[Figure content listings]
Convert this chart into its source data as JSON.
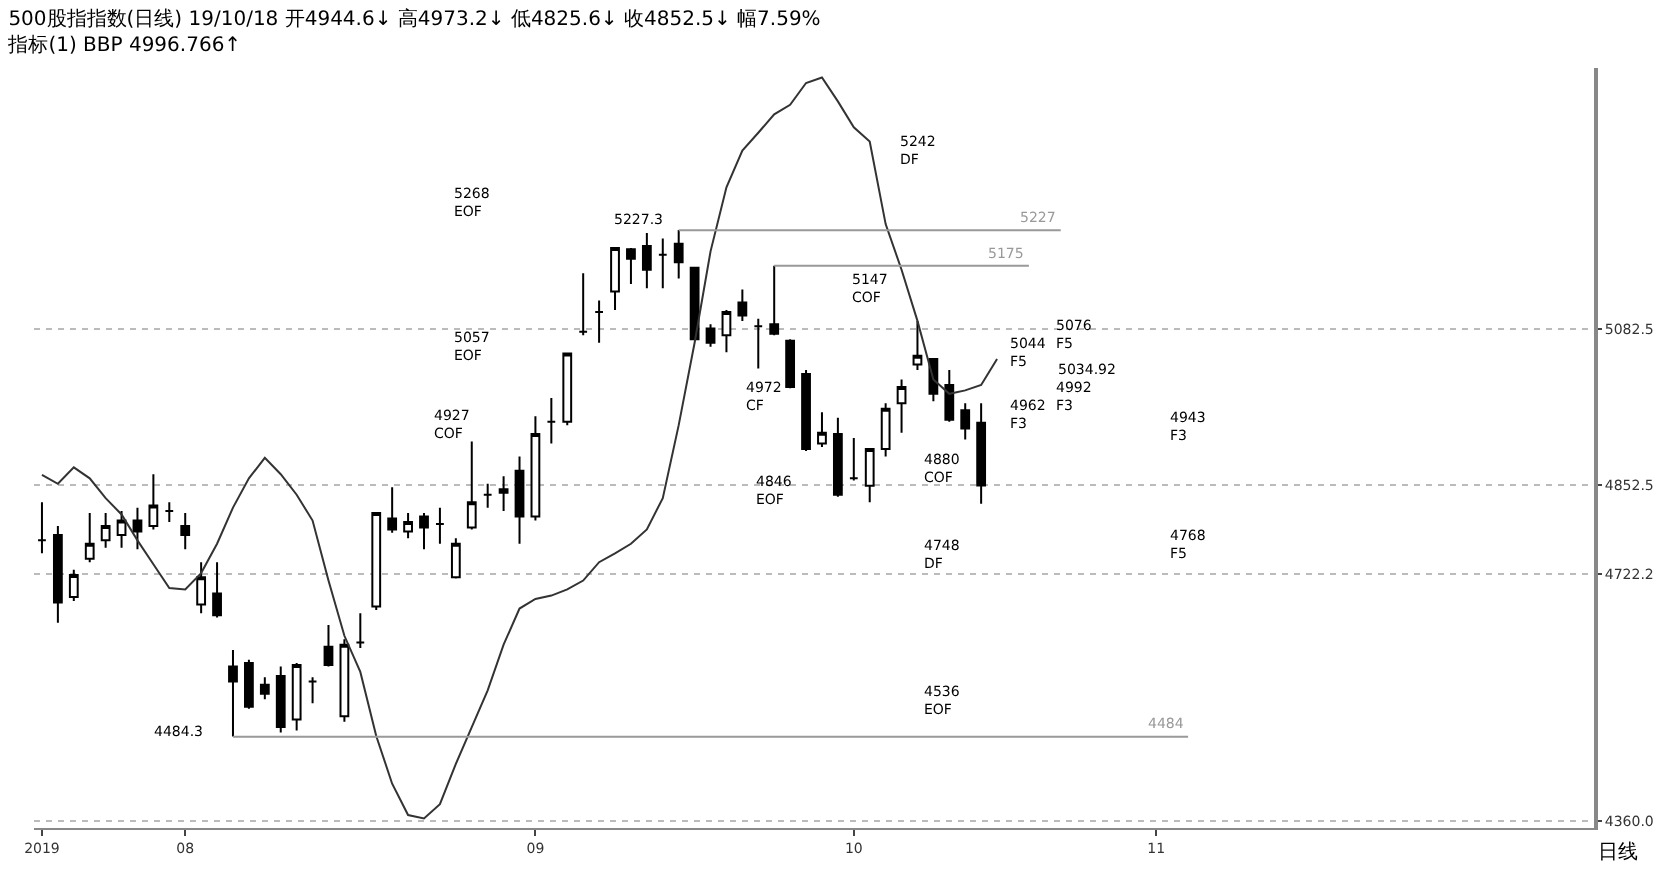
{
  "chart_data": {
    "type": "candlestick",
    "title": "500股指指数(日线) 19/10/18 开4944.6↓ 高4973.2↓ 低4825.6↓ 收4852.5↓ 幅7.59%",
    "subtitle": "指标(1) BBP 4996.766↑",
    "categories": [
      "2019",
      null,
      null,
      null,
      null,
      null,
      null,
      null,
      null,
      "08",
      null,
      null,
      null,
      null,
      null,
      null,
      null,
      null,
      null,
      null,
      null,
      null,
      null,
      null,
      null,
      null,
      null,
      null,
      null,
      null,
      null,
      "09",
      null,
      null,
      null,
      null,
      null,
      null,
      null,
      null,
      null,
      null,
      null,
      null,
      null,
      null,
      null,
      null,
      null,
      null,
      null,
      "10",
      null,
      null,
      null,
      null,
      null,
      null,
      null,
      null,
      null,
      null,
      null,
      null,
      null,
      null,
      null,
      null,
      null,
      null,
      "11",
      null,
      null,
      null,
      null,
      null,
      null,
      null,
      null,
      null,
      null,
      null,
      null,
      null,
      null,
      null,
      null,
      null,
      null,
      null,
      null,
      null,
      null,
      null,
      null,
      null,
      null,
      null
    ],
    "ohlc": [
      [
        4772,
        4828,
        4753,
        4772
      ],
      [
        4780,
        4793,
        4651,
        4681
      ],
      [
        4689,
        4729,
        4683,
        4721
      ],
      [
        4745,
        4812,
        4740,
        4767
      ],
      [
        4772,
        4812,
        4761,
        4793
      ],
      [
        4780,
        4815,
        4761,
        4801
      ],
      [
        4801,
        4820,
        4759,
        4785
      ],
      [
        4793,
        4869,
        4788,
        4823
      ],
      [
        4815,
        4828,
        4799,
        4815
      ],
      [
        4793,
        4812,
        4759,
        4780
      ],
      [
        4678,
        4740,
        4665,
        4718
      ],
      [
        4694,
        4740,
        4659,
        4662
      ],
      [
        4587,
        4611,
        4484.3,
        4565
      ],
      [
        4592,
        4597,
        4525,
        4528
      ],
      [
        4560,
        4571,
        4539,
        4547
      ],
      [
        4573,
        4587,
        4490,
        4498
      ],
      [
        4509,
        4592,
        4493,
        4589
      ],
      [
        4565,
        4571,
        4533,
        4565
      ],
      [
        4616,
        4648,
        4587,
        4589
      ],
      [
        4514,
        4627,
        4506,
        4619
      ],
      [
        4622,
        4665,
        4614,
        4622
      ],
      [
        4675,
        4812,
        4670,
        4812
      ],
      [
        4804,
        4850,
        4783,
        4788
      ],
      [
        4785,
        4812,
        4775,
        4799
      ],
      [
        4807,
        4812,
        4759,
        4791
      ],
      [
        4796,
        4820,
        4767,
        4796
      ],
      [
        4718,
        4775,
        4716,
        4767
      ],
      [
        4791,
        4917,
        4788,
        4828
      ],
      [
        4839,
        4855,
        4820,
        4839
      ],
      [
        4847,
        4866,
        4815,
        4842
      ],
      [
        4874,
        4895,
        4767,
        4807
      ],
      [
        4807,
        4954,
        4801,
        4928
      ],
      [
        4946,
        4981,
        4914,
        4946
      ],
      [
        4946,
        5046,
        4941,
        5046
      ],
      [
        5078,
        5164,
        5073,
        5078
      ],
      [
        5107,
        5124,
        5062,
        5107
      ],
      [
        5137,
        5201,
        5110,
        5201
      ],
      [
        5199,
        5201,
        5148,
        5185
      ],
      [
        5204,
        5223,
        5142,
        5169
      ],
      [
        5191,
        5215,
        5142,
        5191
      ],
      [
        5207,
        5227.3,
        5156,
        5180
      ],
      [
        5172,
        5172,
        5067,
        5067
      ],
      [
        5083,
        5089,
        5056,
        5062
      ],
      [
        5073,
        5110,
        5048,
        5107
      ],
      [
        5121,
        5140,
        5094,
        5102
      ],
      [
        5086,
        5097,
        5024,
        5086
      ],
      [
        5089,
        5175,
        5073,
        5075
      ],
      [
        5065,
        5067,
        4995,
        4997
      ],
      [
        5016,
        5022,
        4903,
        4906
      ],
      [
        4914,
        4960,
        4909,
        4930
      ],
      [
        4928,
        4952,
        4836,
        4839
      ],
      [
        4863,
        4922,
        4860,
        4863
      ],
      [
        4852,
        4906,
        4828,
        4906
      ],
      [
        4906,
        4973,
        4895,
        4965
      ],
      [
        4973,
        5008,
        4930,
        4997
      ],
      [
        5030,
        5094,
        5022,
        5043
      ],
      [
        5038,
        5038,
        4976,
        4987
      ],
      [
        5000,
        5022,
        4946,
        4949
      ],
      [
        4963,
        4973,
        4920,
        4936
      ],
      [
        4944.6,
        4973.2,
        4825.6,
        4852.5
      ],
      null,
      null,
      null,
      null,
      null,
      null,
      null,
      null,
      null,
      null,
      null,
      null,
      null,
      null,
      null,
      null,
      null,
      null,
      null,
      null,
      null,
      null,
      null,
      null,
      null,
      null,
      null,
      null,
      null,
      null,
      null,
      null,
      null,
      null,
      null,
      null,
      null,
      null
    ],
    "series": [
      {
        "type": "line",
        "color": "#333333",
        "values": [
          4868,
          4855,
          4879,
          4863,
          4834,
          4810,
          4772,
          4737,
          4702,
          4700,
          4724,
          4767,
          4820,
          4863,
          4893,
          4869,
          4839,
          4801,
          4713,
          4632,
          4579,
          4485,
          4415,
          4369,
          4364,
          4385,
          4444,
          4498,
          4552,
          4619,
          4672,
          4686,
          4691,
          4700,
          4713,
          4740,
          4753,
          4767,
          4788,
          4834,
          4941,
          5062,
          5196,
          5290,
          5344,
          5370,
          5397,
          5411,
          5443,
          5451,
          5416,
          5378,
          5357,
          5236,
          5169,
          5094,
          5008,
          4987,
          4992,
          5000,
          5038,
          null,
          null,
          null,
          null,
          null,
          null,
          null,
          null,
          null,
          null,
          null,
          null,
          null,
          null,
          null,
          null,
          null,
          null,
          null,
          null,
          null,
          null,
          null,
          null,
          null,
          null,
          null,
          null,
          null,
          null,
          null,
          null,
          null,
          null,
          null,
          null,
          null
        ]
      }
    ],
    "ylim": [
      4350,
      5465
    ],
    "yticks": [
      5082.5,
      4852.5,
      4722.2,
      {
        "value": 4360,
        "label": "4360.0"
      }
    ],
    "grid": "y",
    "ref_lines": [
      {
        "axis": "y",
        "value": 5227,
        "label": "5227",
        "color": "#999999"
      },
      {
        "axis": "y",
        "value": 5175,
        "label": "5175",
        "color": "#999999"
      },
      {
        "axis": "y",
        "value": 4484,
        "label": "4484",
        "color": "#999999"
      }
    ],
    "annotations": [
      "5268\nEOF",
      "5057\nEOF",
      "4927\nCOF",
      "5242\nDF",
      "5147\nCOF",
      "4972\nCF",
      "4846\nEOF",
      "4880\nCOF",
      "4748\nDF",
      "4536\nEOF",
      "5044\nF5",
      "4962\nF3",
      "5076\nF5",
      "4992\nF3",
      "4943\nF3",
      "4768\nF5",
      "5034.92",
      "5227.3",
      "4484.3",
      "日线"
    ]
  }
}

Written task:
Look for the word "label" in every line of the listing and copy the lines that have it.

Written response:
        "label": "4360.0"
        "label": "5227",
        "label": "5175",
        "label": "4484",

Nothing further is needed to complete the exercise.